[BEGIN Listed entries]

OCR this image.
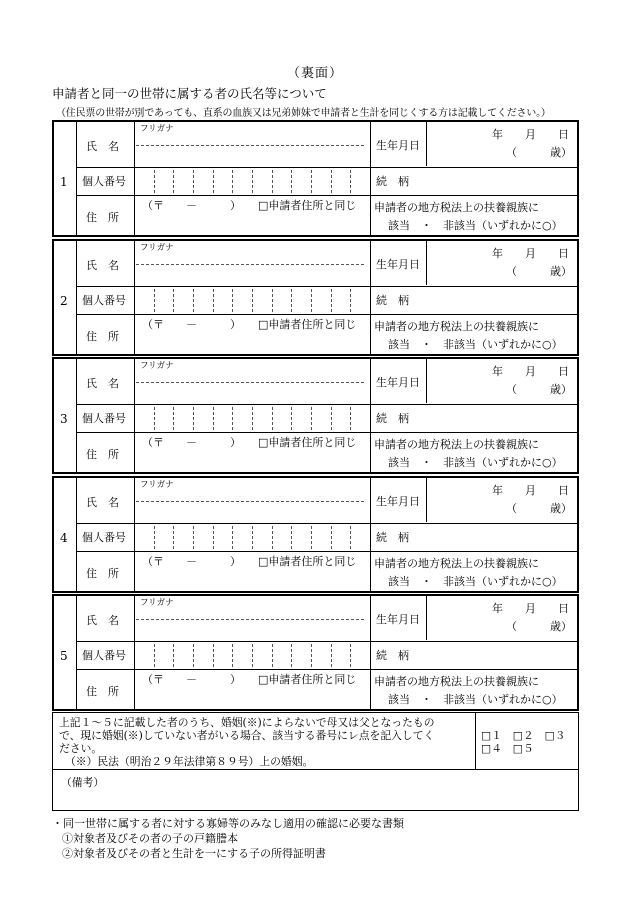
（裏面）
申請者と同一の世帯に属する者の氏名等について
（住民票の世帯が別であっても、直系の血族又は兄弟姉妹で申請者と生計を同じくする方は記載してください。）
上記１～５に記載した者のうち、婚姻(※)によらないで母又は父となったもの
で、現に婚姻(※)していない者がいる場合、該当する番号にレ点を記入してく
ださい。
（※）民法（明治２９年法律第８９号）上の婚姻。
□１　□２　□３
□４　□５
（備考）
1
氏　名
フリガナ
個人番号
住　所
（〒　　－　　　） □申請者住所と同じ
生年月日
年　　月　　日
（　　　歳）
続　柄
申請者の地方税法上の扶養親族に
該当　・　非該当（いずれかに○）
2
氏　名
フリガナ
個人番号
住　所
（〒　　－　　　） □申請者住所と同じ
生年月日
年　　月　　日
（　　　歳）
続　柄
申請者の地方税法上の扶養親族に
該当　・　非該当（いずれかに○）
3
氏　名
フリガナ
個人番号
住　所
（〒　　－　　　） □申請者住所と同じ
生年月日
年　　月　　日
（　　　歳）
続　柄
申請者の地方税法上の扶養親族に
該当　・　非該当（いずれかに○）
4
氏　名
フリガナ
個人番号
住　所
（〒　　－　　　） □申請者住所と同じ
生年月日
年　　月　　日
（　　　歳）
続　柄
申請者の地方税法上の扶養親族に
該当　・　非該当（いずれかに○）
5
氏　名
フリガナ
個人番号
住　所
（〒　　－　　　） □申請者住所と同じ
生年月日
年　　月　　日
（　　　歳）
続　柄
申請者の地方税法上の扶養親族に
該当　・　非該当（いずれかに○）
・同一世帯に属する者に対する寡婦等のみなし適用の確認に必要な書類
①対象者及びその者の子の戸籍謄本
②対象者及びその者と生計を一にする子の所得証明書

[END Listed entries]

*Task*:
Quote everything in the listing above exactly; pictures are the only thing to omit.

*Worked solution*:
OCR this image.
（裏面）
申請者と同一の世帯に属する者の氏名等について
（住民票の世帯が別であっても、直系の血族又は兄弟姉妹で申請者と生計を同じくする方は記載してください。）
上記１～５に記載した者のうち、婚姻(※)によらないで母又は父となったもの
で、現に婚姻(※)していない者がいる場合、該当する番号にレ点を記入してく
ださい。
（※）民法（明治２９年法律第８９号）上の婚姻。
□１　□２　□３
□４　□５
（備考）
1
氏　名
フリガナ
個人番号
住　所
（〒　　－　　　） □申請者住所と同じ
生年月日
年　　月　　日
（　　　歳）
続　柄
申請者の地方税法上の扶養親族に
該当　・　非該当（いずれかに○）
2
氏　名
フリガナ
個人番号
住　所
（〒　　－　　　） □申請者住所と同じ
生年月日
年　　月　　日
（　　　歳）
続　柄
申請者の地方税法上の扶養親族に
該当　・　非該当（いずれかに○）
3
氏　名
フリガナ
個人番号
住　所
（〒　　－　　　） □申請者住所と同じ
生年月日
年　　月　　日
（　　　歳）
続　柄
申請者の地方税法上の扶養親族に
該当　・　非該当（いずれかに○）
4
氏　名
フリガナ
個人番号
住　所
（〒　　－　　　） □申請者住所と同じ
生年月日
年　　月　　日
（　　　歳）
続　柄
申請者の地方税法上の扶養親族に
該当　・　非該当（いずれかに○）
5
氏　名
フリガナ
個人番号
住　所
（〒　　－　　　） □申請者住所と同じ
生年月日
年　　月　　日
（　　　歳）
続　柄
申請者の地方税法上の扶養親族に
該当　・　非該当（いずれかに○）
・同一世帯に属する者に対する寡婦等のみなし適用の確認に必要な書類
①対象者及びその者の子の戸籍謄本
②対象者及びその者と生計を一にする子の所得証明書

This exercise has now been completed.